SOURCE DATA →
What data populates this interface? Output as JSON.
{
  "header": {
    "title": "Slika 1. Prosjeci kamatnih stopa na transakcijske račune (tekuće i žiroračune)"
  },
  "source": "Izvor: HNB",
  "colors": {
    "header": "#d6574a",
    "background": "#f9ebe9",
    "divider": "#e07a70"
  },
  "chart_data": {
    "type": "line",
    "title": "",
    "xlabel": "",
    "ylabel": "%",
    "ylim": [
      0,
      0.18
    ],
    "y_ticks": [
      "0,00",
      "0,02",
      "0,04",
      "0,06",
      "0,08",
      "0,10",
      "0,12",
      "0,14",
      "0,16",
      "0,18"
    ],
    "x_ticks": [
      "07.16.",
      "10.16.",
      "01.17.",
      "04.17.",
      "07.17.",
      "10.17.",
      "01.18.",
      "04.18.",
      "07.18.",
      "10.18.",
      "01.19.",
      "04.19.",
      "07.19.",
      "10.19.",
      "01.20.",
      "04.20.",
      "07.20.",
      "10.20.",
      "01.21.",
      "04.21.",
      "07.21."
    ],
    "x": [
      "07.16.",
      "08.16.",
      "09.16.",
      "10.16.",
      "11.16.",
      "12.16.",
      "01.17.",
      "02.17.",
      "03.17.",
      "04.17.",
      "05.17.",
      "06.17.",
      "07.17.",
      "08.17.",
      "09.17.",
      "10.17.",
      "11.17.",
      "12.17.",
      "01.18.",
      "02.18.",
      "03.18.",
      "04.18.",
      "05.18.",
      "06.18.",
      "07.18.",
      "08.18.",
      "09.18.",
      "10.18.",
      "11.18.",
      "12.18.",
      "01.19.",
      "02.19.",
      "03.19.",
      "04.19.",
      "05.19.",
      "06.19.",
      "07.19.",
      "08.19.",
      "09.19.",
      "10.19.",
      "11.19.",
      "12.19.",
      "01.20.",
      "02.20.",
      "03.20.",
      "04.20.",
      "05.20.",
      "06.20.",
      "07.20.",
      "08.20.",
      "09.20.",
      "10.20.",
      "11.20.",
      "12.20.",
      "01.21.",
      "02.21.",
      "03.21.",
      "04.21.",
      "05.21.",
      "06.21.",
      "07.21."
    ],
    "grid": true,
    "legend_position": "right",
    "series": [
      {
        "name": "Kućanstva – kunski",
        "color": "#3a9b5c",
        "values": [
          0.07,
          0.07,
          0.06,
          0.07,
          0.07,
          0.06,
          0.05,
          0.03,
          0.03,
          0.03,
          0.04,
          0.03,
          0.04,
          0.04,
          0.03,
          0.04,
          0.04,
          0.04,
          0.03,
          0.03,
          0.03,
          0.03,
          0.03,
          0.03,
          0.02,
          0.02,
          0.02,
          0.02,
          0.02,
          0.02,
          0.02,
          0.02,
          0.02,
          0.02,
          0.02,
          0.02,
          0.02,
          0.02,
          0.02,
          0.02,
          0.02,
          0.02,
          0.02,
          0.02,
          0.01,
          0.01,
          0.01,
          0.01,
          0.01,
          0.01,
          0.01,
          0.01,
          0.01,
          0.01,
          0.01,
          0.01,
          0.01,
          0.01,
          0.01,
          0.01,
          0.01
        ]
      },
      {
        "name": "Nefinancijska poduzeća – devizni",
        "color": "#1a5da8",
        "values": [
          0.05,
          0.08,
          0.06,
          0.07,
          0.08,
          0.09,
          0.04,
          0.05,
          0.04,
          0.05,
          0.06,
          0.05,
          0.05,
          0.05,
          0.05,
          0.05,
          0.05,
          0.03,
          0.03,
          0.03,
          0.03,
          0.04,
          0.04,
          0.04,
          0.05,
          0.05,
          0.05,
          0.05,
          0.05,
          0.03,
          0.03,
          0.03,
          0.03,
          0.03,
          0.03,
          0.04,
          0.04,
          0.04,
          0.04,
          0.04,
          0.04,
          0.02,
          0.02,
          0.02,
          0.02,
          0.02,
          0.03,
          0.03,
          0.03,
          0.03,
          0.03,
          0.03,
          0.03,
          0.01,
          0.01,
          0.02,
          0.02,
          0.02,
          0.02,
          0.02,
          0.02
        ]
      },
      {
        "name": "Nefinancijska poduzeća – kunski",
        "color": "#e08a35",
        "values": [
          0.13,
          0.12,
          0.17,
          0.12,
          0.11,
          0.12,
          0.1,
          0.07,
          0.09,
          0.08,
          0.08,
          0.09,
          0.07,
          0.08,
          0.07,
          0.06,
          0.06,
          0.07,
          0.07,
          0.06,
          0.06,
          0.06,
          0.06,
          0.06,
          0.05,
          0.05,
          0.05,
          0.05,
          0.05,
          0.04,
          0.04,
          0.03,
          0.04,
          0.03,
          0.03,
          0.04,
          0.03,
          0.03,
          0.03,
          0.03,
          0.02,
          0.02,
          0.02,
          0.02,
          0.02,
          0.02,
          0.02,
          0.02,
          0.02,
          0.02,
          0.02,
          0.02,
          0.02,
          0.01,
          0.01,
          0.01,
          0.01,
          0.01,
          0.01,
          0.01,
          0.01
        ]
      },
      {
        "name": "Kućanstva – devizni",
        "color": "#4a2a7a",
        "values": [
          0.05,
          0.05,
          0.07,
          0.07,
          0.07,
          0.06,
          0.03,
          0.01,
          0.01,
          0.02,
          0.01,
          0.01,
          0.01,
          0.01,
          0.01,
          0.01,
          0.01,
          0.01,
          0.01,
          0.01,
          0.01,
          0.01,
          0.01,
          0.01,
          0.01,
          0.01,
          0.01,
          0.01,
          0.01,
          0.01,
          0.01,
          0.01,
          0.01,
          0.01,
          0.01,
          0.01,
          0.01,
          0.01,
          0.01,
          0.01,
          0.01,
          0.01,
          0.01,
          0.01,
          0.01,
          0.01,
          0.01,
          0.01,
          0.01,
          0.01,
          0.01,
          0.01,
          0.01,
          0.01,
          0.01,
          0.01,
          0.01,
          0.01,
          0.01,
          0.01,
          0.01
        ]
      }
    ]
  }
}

DIRECTION →
Using the records above, gather all lines where the string "kunski" is present.

FINISHED EXERCISE →
        "name": "Kućanstva – kunski",
        "name": "Nefinancijska poduzeća – kunski",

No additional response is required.